══ Given data

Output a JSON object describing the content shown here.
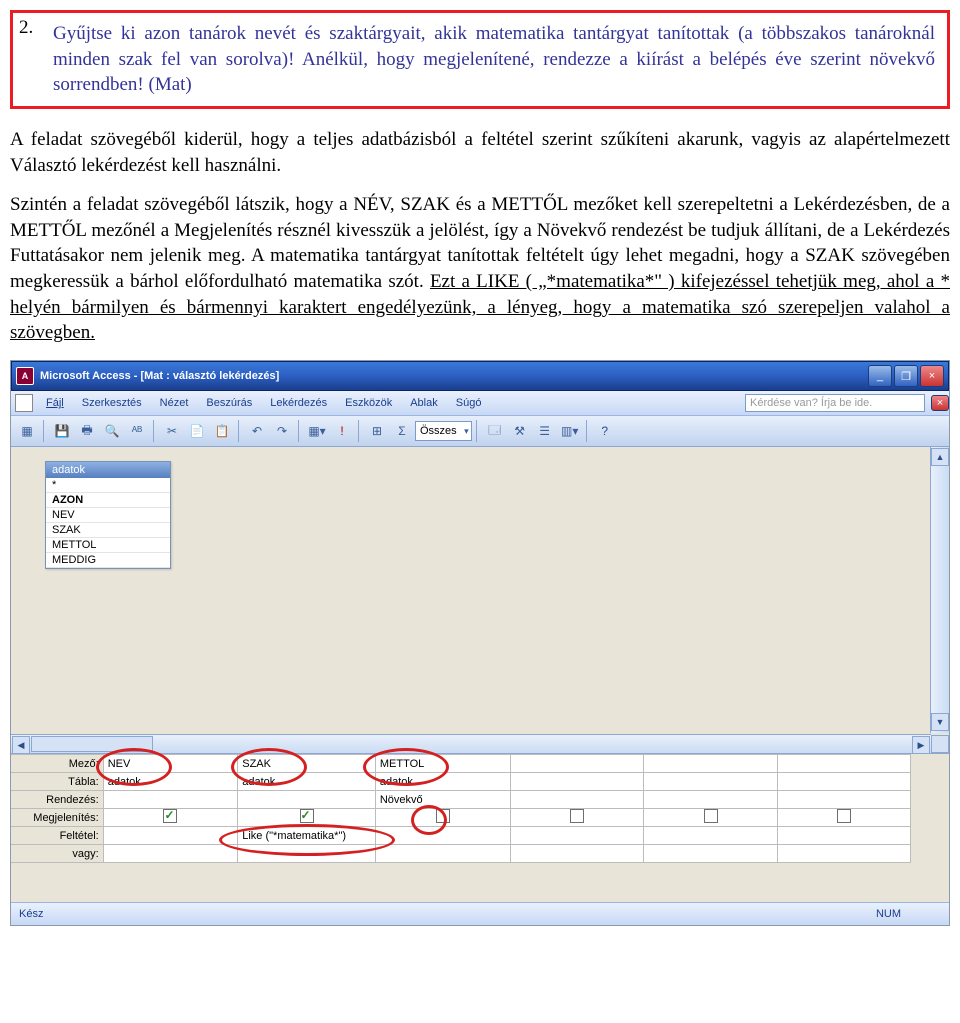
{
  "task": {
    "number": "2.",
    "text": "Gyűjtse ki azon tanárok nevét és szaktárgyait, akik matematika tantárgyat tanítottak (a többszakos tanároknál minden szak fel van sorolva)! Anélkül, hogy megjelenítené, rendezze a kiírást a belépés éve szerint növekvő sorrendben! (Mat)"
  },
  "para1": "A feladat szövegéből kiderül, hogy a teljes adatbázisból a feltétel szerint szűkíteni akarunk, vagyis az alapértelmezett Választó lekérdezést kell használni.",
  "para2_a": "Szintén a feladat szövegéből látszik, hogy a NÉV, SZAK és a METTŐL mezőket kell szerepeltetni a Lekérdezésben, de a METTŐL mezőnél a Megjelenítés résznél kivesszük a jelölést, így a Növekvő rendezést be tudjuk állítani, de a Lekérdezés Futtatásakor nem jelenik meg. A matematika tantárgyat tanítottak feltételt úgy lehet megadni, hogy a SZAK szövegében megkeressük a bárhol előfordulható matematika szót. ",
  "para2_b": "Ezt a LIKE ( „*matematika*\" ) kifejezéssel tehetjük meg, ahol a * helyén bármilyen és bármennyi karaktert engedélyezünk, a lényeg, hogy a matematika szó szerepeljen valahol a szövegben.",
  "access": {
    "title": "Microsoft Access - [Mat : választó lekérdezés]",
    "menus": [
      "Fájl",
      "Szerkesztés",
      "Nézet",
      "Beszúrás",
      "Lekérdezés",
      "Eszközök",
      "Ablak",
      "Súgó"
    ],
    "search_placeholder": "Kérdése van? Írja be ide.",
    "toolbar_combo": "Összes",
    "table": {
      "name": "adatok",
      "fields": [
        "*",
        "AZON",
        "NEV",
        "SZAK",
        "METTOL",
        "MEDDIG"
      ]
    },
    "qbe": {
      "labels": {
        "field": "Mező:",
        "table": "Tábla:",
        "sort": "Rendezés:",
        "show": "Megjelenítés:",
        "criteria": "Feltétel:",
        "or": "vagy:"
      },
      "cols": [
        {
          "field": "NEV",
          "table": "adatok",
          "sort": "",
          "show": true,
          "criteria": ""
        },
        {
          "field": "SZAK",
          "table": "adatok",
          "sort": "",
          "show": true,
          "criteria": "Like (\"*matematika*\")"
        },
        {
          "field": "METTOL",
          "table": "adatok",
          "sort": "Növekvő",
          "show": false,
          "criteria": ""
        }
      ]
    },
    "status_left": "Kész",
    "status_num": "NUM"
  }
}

════

Exercise aim:
Output all of the entries verbatim, leaving out any images.

Task result:
Output a JSON object describing the content shown here.
{
  "task": {
    "number": "2.",
    "text": "Gyűjtse ki azon tanárok nevét és szaktárgyait, akik matematika tantárgyat tanítottak (a többszakos tanároknál minden szak fel van sorolva)! Anélkül, hogy megjelenítené, rendezze a kiírást a belépés éve szerint növekvő sorrendben! (Mat)"
  },
  "para1": "A feladat szövegéből kiderül, hogy a teljes adatbázisból a feltétel szerint szűkíteni akarunk, vagyis az alapértelmezett Választó lekérdezést kell használni.",
  "para2_a": "Szintén a feladat szövegéből látszik, hogy a NÉV, SZAK és a METTŐL mezőket kell szerepeltetni a Lekérdezésben, de a METTŐL mezőnél a Megjelenítés résznél kivesszük a jelölést, így a Növekvő rendezést be tudjuk állítani, de a Lekérdezés Futtatásakor nem jelenik meg. A matematika tantárgyat tanítottak feltételt úgy lehet megadni, hogy a SZAK szövegében megkeressük a bárhol előfordulható matematika szót. ",
  "para2_b": "Ezt a LIKE ( „*matematika*\" ) kifejezéssel tehetjük meg, ahol a * helyén bármilyen és bármennyi karaktert engedélyezünk, a lényeg, hogy a matematika szó szerepeljen valahol a szövegben.",
  "access": {
    "title": "Microsoft Access - [Mat : választó lekérdezés]",
    "menus": [
      "Fájl",
      "Szerkesztés",
      "Nézet",
      "Beszúrás",
      "Lekérdezés",
      "Eszközök",
      "Ablak",
      "Súgó"
    ],
    "search_placeholder": "Kérdése van? Írja be ide.",
    "toolbar_combo": "Összes",
    "table": {
      "name": "adatok",
      "fields": [
        "*",
        "AZON",
        "NEV",
        "SZAK",
        "METTOL",
        "MEDDIG"
      ]
    },
    "qbe": {
      "labels": {
        "field": "Mező:",
        "table": "Tábla:",
        "sort": "Rendezés:",
        "show": "Megjelenítés:",
        "criteria": "Feltétel:",
        "or": "vagy:"
      },
      "cols": [
        {
          "field": "NEV",
          "table": "adatok",
          "sort": "",
          "show": true,
          "criteria": ""
        },
        {
          "field": "SZAK",
          "table": "adatok",
          "sort": "",
          "show": true,
          "criteria": "Like (\"*matematika*\")"
        },
        {
          "field": "METTOL",
          "table": "adatok",
          "sort": "Növekvő",
          "show": false,
          "criteria": ""
        }
      ]
    },
    "status_left": "Kész",
    "status_num": "NUM"
  }
}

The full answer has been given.